§ **EXERCISE DETAILS**
Can you quote the lines below exactly, starting at the line with "Read all visible" and going through the last one?

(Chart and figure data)
— START —

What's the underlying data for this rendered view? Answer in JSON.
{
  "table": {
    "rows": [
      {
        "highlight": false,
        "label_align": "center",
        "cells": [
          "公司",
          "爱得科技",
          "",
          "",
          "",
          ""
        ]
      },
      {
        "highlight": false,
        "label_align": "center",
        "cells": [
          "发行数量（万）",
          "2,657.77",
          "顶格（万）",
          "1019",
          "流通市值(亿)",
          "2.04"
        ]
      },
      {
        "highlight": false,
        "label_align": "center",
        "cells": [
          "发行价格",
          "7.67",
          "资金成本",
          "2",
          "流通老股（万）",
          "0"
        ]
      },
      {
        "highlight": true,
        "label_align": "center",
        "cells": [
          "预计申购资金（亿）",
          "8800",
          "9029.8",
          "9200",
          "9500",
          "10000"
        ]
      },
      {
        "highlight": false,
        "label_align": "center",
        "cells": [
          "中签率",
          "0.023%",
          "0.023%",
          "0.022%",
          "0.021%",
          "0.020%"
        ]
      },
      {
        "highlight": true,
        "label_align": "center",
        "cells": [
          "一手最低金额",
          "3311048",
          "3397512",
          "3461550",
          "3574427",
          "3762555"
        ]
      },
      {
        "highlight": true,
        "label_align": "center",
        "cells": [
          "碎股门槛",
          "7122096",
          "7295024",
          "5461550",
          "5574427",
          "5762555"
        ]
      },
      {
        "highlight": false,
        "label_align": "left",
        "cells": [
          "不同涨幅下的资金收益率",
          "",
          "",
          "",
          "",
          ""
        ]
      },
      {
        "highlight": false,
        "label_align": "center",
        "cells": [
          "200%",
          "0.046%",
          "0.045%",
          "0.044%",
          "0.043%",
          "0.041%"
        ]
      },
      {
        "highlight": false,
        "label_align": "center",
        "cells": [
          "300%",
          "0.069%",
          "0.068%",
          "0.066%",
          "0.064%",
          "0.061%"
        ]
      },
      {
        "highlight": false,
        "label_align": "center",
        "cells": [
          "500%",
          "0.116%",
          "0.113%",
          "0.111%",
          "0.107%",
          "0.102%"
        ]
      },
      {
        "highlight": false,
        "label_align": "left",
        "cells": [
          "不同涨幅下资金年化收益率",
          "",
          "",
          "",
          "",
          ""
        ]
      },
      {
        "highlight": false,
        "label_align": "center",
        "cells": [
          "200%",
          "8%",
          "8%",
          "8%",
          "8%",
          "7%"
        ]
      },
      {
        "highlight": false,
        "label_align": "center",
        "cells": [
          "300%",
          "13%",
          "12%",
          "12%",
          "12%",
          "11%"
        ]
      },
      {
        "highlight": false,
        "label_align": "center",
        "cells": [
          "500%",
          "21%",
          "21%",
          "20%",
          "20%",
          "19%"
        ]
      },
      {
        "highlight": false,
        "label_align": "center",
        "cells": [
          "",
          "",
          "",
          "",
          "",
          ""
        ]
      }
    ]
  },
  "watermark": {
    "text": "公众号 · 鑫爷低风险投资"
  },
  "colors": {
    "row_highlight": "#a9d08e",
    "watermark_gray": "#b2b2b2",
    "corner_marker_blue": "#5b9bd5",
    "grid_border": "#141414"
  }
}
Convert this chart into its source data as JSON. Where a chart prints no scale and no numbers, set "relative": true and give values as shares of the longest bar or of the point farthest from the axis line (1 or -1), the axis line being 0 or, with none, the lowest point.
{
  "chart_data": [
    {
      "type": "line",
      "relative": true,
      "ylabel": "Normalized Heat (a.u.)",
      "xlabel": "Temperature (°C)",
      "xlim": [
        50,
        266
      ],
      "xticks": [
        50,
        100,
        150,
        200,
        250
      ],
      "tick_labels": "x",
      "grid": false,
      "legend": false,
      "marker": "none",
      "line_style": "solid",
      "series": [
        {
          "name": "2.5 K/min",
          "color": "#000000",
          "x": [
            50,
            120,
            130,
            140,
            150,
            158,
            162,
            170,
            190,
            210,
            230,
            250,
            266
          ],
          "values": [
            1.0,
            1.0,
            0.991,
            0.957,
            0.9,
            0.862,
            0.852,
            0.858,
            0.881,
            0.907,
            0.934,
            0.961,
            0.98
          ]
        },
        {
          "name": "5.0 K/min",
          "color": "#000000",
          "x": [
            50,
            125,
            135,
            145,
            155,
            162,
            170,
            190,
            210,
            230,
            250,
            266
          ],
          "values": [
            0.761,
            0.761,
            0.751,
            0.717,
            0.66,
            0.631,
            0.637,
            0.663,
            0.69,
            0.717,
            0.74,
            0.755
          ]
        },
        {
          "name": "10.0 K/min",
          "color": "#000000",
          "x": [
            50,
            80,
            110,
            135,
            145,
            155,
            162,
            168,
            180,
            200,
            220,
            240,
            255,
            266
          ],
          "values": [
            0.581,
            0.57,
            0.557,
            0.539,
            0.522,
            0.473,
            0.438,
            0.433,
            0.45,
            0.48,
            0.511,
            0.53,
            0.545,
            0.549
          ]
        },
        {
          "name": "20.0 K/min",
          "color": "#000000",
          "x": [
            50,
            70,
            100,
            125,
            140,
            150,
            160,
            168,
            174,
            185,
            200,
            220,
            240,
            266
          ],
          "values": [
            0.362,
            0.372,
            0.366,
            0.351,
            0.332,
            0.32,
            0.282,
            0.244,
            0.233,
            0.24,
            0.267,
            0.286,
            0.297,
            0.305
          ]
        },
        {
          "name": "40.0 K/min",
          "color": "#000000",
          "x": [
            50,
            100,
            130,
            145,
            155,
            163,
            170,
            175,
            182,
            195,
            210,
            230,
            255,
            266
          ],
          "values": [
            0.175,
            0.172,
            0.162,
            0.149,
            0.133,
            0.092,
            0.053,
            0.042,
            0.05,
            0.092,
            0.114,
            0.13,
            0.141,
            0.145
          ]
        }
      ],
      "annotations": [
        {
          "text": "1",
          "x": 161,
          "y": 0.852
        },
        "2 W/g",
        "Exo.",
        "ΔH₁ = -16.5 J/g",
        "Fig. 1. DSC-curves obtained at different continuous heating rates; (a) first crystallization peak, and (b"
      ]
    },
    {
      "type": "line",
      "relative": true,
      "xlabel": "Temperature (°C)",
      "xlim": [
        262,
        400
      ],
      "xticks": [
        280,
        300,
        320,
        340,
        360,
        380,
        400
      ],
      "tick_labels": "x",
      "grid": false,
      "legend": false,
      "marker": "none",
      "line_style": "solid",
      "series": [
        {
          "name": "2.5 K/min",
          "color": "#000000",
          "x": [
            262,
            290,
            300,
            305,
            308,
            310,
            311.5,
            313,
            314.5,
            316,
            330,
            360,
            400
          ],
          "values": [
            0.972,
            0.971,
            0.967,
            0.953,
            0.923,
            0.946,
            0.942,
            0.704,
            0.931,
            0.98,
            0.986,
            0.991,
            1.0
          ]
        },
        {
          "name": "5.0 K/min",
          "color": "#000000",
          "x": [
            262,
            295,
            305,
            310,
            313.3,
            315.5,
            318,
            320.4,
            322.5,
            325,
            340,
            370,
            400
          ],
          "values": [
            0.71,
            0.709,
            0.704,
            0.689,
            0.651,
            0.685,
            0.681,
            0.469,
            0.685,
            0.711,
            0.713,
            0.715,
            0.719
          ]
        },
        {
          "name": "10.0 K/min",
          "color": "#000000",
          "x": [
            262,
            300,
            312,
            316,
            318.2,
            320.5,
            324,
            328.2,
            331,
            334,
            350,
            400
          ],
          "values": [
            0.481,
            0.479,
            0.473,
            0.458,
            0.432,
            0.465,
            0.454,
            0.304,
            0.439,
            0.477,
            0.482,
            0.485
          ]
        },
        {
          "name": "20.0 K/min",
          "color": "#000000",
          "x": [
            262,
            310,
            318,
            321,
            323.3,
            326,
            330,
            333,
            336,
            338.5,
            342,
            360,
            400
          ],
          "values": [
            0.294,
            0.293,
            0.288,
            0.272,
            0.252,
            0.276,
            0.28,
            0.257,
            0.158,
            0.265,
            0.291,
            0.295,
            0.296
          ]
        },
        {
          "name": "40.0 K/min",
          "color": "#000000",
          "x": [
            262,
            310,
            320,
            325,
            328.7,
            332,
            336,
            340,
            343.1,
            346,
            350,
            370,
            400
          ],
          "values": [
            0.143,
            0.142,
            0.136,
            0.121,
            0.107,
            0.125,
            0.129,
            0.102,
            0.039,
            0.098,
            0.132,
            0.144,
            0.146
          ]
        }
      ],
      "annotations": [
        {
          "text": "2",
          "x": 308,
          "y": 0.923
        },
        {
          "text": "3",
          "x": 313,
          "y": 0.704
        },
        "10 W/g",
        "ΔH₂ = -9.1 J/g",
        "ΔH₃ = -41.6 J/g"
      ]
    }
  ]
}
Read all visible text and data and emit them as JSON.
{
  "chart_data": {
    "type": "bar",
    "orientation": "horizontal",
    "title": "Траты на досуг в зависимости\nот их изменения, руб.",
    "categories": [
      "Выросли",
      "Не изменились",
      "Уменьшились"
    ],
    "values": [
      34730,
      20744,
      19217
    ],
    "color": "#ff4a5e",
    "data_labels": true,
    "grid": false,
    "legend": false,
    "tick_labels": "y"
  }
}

— END —

§ **EXERCISE RESPONSE**
Read all visible text and data and emit them as JSON.
{
  "chart_data": {
    "type": "bar",
    "orientation": "horizontal",
    "title": "Траты на досуг в зависимости\nот их изменения, руб.",
    "categories": [
      "Выросли",
      "Не изменились",
      "Уменьшились"
    ],
    "values": [
      34730,
      20744,
      19217
    ],
    "color": "#ff4a5e",
    "data_labels": true,
    "grid": false,
    "legend": false,
    "tick_labels": "y"
  }
}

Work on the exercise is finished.